* Start Record set *

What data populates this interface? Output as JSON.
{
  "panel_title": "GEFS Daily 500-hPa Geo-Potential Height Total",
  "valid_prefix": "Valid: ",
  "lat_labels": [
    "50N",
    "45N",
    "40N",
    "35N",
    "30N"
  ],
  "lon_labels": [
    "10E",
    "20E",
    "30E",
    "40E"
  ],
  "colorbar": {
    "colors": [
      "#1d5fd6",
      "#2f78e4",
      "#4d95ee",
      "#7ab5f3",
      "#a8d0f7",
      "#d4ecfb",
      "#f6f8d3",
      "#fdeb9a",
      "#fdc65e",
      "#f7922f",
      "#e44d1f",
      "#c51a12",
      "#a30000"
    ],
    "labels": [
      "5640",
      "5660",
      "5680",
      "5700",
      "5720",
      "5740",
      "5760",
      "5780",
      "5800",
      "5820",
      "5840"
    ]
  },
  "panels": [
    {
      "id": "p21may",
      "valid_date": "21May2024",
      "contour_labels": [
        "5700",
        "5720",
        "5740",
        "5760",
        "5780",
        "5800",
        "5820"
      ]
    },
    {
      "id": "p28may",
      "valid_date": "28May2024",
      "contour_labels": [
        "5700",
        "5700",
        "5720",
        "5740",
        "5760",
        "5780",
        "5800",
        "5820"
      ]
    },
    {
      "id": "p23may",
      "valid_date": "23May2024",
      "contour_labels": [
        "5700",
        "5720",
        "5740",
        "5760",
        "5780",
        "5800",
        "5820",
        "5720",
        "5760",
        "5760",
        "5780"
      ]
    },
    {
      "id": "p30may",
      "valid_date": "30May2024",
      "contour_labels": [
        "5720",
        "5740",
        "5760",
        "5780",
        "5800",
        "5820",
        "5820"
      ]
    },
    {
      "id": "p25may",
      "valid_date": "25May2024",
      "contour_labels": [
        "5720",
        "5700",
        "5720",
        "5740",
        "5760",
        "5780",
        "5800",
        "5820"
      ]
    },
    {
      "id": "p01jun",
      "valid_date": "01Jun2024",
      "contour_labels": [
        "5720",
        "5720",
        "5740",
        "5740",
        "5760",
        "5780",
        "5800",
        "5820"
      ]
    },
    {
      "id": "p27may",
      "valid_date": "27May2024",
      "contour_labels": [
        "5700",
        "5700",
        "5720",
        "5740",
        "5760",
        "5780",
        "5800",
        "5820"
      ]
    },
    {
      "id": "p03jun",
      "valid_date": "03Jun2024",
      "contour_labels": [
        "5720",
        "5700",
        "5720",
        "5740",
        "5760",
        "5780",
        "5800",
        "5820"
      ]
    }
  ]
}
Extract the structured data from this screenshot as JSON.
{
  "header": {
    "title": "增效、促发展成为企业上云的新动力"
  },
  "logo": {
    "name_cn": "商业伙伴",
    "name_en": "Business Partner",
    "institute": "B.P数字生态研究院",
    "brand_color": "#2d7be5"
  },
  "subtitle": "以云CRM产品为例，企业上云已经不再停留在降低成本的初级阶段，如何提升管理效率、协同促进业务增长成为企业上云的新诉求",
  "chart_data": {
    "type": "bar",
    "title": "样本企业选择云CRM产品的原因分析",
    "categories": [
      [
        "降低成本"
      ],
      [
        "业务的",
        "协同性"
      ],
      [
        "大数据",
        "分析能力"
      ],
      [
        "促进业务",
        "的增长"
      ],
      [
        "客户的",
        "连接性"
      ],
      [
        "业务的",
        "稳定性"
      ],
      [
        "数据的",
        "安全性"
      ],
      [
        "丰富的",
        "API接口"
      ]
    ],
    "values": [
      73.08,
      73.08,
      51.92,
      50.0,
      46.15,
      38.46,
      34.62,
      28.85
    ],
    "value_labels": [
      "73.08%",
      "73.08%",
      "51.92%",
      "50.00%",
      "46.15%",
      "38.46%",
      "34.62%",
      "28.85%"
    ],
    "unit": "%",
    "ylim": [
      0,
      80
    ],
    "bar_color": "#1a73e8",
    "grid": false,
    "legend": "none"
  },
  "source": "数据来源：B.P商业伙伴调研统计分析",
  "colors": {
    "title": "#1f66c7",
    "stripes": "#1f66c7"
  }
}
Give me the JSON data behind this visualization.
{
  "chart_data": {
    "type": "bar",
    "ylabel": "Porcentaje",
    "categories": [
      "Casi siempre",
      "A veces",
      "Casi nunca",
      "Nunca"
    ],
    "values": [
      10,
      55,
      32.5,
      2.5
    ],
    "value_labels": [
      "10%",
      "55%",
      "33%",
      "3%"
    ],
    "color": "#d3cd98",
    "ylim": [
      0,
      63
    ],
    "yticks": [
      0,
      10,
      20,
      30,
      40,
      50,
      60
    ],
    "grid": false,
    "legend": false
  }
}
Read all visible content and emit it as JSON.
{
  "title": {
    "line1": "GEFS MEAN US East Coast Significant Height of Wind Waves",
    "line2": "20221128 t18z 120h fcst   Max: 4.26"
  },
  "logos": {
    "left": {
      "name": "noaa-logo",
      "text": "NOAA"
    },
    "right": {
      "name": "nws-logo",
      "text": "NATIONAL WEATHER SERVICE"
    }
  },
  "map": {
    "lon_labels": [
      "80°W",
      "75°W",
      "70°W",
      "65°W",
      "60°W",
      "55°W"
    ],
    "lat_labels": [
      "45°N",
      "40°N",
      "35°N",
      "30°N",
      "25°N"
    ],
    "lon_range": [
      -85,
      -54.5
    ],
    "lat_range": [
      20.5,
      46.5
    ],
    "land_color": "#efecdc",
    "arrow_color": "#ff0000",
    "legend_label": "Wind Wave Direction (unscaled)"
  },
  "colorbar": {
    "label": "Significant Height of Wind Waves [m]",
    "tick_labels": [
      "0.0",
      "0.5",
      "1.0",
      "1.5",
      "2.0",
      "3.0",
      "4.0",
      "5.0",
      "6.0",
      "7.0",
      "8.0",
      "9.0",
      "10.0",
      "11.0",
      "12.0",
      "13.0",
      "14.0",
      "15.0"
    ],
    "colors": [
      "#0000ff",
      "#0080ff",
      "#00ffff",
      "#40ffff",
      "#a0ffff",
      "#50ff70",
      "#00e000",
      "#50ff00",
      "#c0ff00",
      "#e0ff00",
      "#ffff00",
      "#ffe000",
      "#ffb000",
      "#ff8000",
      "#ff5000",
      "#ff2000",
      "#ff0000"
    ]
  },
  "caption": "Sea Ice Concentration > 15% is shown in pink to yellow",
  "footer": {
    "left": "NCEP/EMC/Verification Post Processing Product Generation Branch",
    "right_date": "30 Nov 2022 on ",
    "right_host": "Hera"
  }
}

* End Record set *

* _Goal of the exercise_
Repeat each record exactly, leaving nothing out.

* _Reply to the task_
What data populates this interface? Output as JSON.
{
  "panel_title": "GEFS Daily 500-hPa Geo-Potential Height Total",
  "valid_prefix": "Valid: ",
  "lat_labels": [
    "50N",
    "45N",
    "40N",
    "35N",
    "30N"
  ],
  "lon_labels": [
    "10E",
    "20E",
    "30E",
    "40E"
  ],
  "colorbar": {
    "colors": [
      "#1d5fd6",
      "#2f78e4",
      "#4d95ee",
      "#7ab5f3",
      "#a8d0f7",
      "#d4ecfb",
      "#f6f8d3",
      "#fdeb9a",
      "#fdc65e",
      "#f7922f",
      "#e44d1f",
      "#c51a12",
      "#a30000"
    ],
    "labels": [
      "5640",
      "5660",
      "5680",
      "5700",
      "5720",
      "5740",
      "5760",
      "5780",
      "5800",
      "5820",
      "5840"
    ]
  },
  "panels": [
    {
      "id": "p21may",
      "valid_date": "21May2024",
      "contour_labels": [
        "5700",
        "5720",
        "5740",
        "5760",
        "5780",
        "5800",
        "5820"
      ]
    },
    {
      "id": "p28may",
      "valid_date": "28May2024",
      "contour_labels": [
        "5700",
        "5700",
        "5720",
        "5740",
        "5760",
        "5780",
        "5800",
        "5820"
      ]
    },
    {
      "id": "p23may",
      "valid_date": "23May2024",
      "contour_labels": [
        "5700",
        "5720",
        "5740",
        "5760",
        "5780",
        "5800",
        "5820",
        "5720",
        "5760",
        "5760",
        "5780"
      ]
    },
    {
      "id": "p30may",
      "valid_date": "30May2024",
      "contour_labels": [
        "5720",
        "5740",
        "5760",
        "5780",
        "5800",
        "5820",
        "5820"
      ]
    },
    {
      "id": "p25may",
      "valid_date": "25May2024",
      "contour_labels": [
        "5720",
        "5700",
        "5720",
        "5740",
        "5760",
        "5780",
        "5800",
        "5820"
      ]
    },
    {
      "id": "p01jun",
      "valid_date": "01Jun2024",
      "contour_labels": [
        "5720",
        "5720",
        "5740",
        "5740",
        "5760",
        "5780",
        "5800",
        "5820"
      ]
    },
    {
      "id": "p27may",
      "valid_date": "27May2024",
      "contour_labels": [
        "5700",
        "5700",
        "5720",
        "5740",
        "5760",
        "5780",
        "5800",
        "5820"
      ]
    },
    {
      "id": "p03jun",
      "valid_date": "03Jun2024",
      "contour_labels": [
        "5720",
        "5700",
        "5720",
        "5740",
        "5760",
        "5780",
        "5800",
        "5820"
      ]
    }
  ]
}
Extract the structured data from this screenshot as JSON.
{
  "header": {
    "title": "增效、促发展成为企业上云的新动力"
  },
  "logo": {
    "name_cn": "商业伙伴",
    "name_en": "Business Partner",
    "institute": "B.P数字生态研究院",
    "brand_color": "#2d7be5"
  },
  "subtitle": "以云CRM产品为例，企业上云已经不再停留在降低成本的初级阶段，如何提升管理效率、协同促进业务增长成为企业上云的新诉求",
  "chart_data": {
    "type": "bar",
    "title": "样本企业选择云CRM产品的原因分析",
    "categories": [
      [
        "降低成本"
      ],
      [
        "业务的",
        "协同性"
      ],
      [
        "大数据",
        "分析能力"
      ],
      [
        "促进业务",
        "的增长"
      ],
      [
        "客户的",
        "连接性"
      ],
      [
        "业务的",
        "稳定性"
      ],
      [
        "数据的",
        "安全性"
      ],
      [
        "丰富的",
        "API接口"
      ]
    ],
    "values": [
      73.08,
      73.08,
      51.92,
      50.0,
      46.15,
      38.46,
      34.62,
      28.85
    ],
    "value_labels": [
      "73.08%",
      "73.08%",
      "51.92%",
      "50.00%",
      "46.15%",
      "38.46%",
      "34.62%",
      "28.85%"
    ],
    "unit": "%",
    "ylim": [
      0,
      80
    ],
    "bar_color": "#1a73e8",
    "grid": false,
    "legend": "none"
  },
  "source": "数据来源：B.P商业伙伴调研统计分析",
  "colors": {
    "title": "#1f66c7",
    "stripes": "#1f66c7"
  }
}
Give me the JSON data behind this visualization.
{
  "chart_data": {
    "type": "bar",
    "ylabel": "Porcentaje",
    "categories": [
      "Casi siempre",
      "A veces",
      "Casi nunca",
      "Nunca"
    ],
    "values": [
      10,
      55,
      32.5,
      2.5
    ],
    "value_labels": [
      "10%",
      "55%",
      "33%",
      "3%"
    ],
    "color": "#d3cd98",
    "ylim": [
      0,
      63
    ],
    "yticks": [
      0,
      10,
      20,
      30,
      40,
      50,
      60
    ],
    "grid": false,
    "legend": false
  }
}
Read all visible content and emit it as JSON.
{
  "title": {
    "line1": "GEFS MEAN US East Coast Significant Height of Wind Waves",
    "line2": "20221128 t18z 120h fcst   Max: 4.26"
  },
  "logos": {
    "left": {
      "name": "noaa-logo",
      "text": "NOAA"
    },
    "right": {
      "name": "nws-logo",
      "text": "NATIONAL WEATHER SERVICE"
    }
  },
  "map": {
    "lon_labels": [
      "80°W",
      "75°W",
      "70°W",
      "65°W",
      "60°W",
      "55°W"
    ],
    "lat_labels": [
      "45°N",
      "40°N",
      "35°N",
      "30°N",
      "25°N"
    ],
    "lon_range": [
      -85,
      -54.5
    ],
    "lat_range": [
      20.5,
      46.5
    ],
    "land_color": "#efecdc",
    "arrow_color": "#ff0000",
    "legend_label": "Wind Wave Direction (unscaled)"
  },
  "colorbar": {
    "label": "Significant Height of Wind Waves [m]",
    "tick_labels": [
      "0.0",
      "0.5",
      "1.0",
      "1.5",
      "2.0",
      "3.0",
      "4.0",
      "5.0",
      "6.0",
      "7.0",
      "8.0",
      "9.0",
      "10.0",
      "11.0",
      "12.0",
      "13.0",
      "14.0",
      "15.0"
    ],
    "colors": [
      "#0000ff",
      "#0080ff",
      "#00ffff",
      "#40ffff",
      "#a0ffff",
      "#50ff70",
      "#00e000",
      "#50ff00",
      "#c0ff00",
      "#e0ff00",
      "#ffff00",
      "#ffe000",
      "#ffb000",
      "#ff8000",
      "#ff5000",
      "#ff2000",
      "#ff0000"
    ]
  },
  "caption": "Sea Ice Concentration > 15% is shown in pink to yellow",
  "footer": {
    "left": "NCEP/EMC/Verification Post Processing Product Generation Branch",
    "right_date": "30 Nov 2022 on ",
    "right_host": "Hera"
  }
}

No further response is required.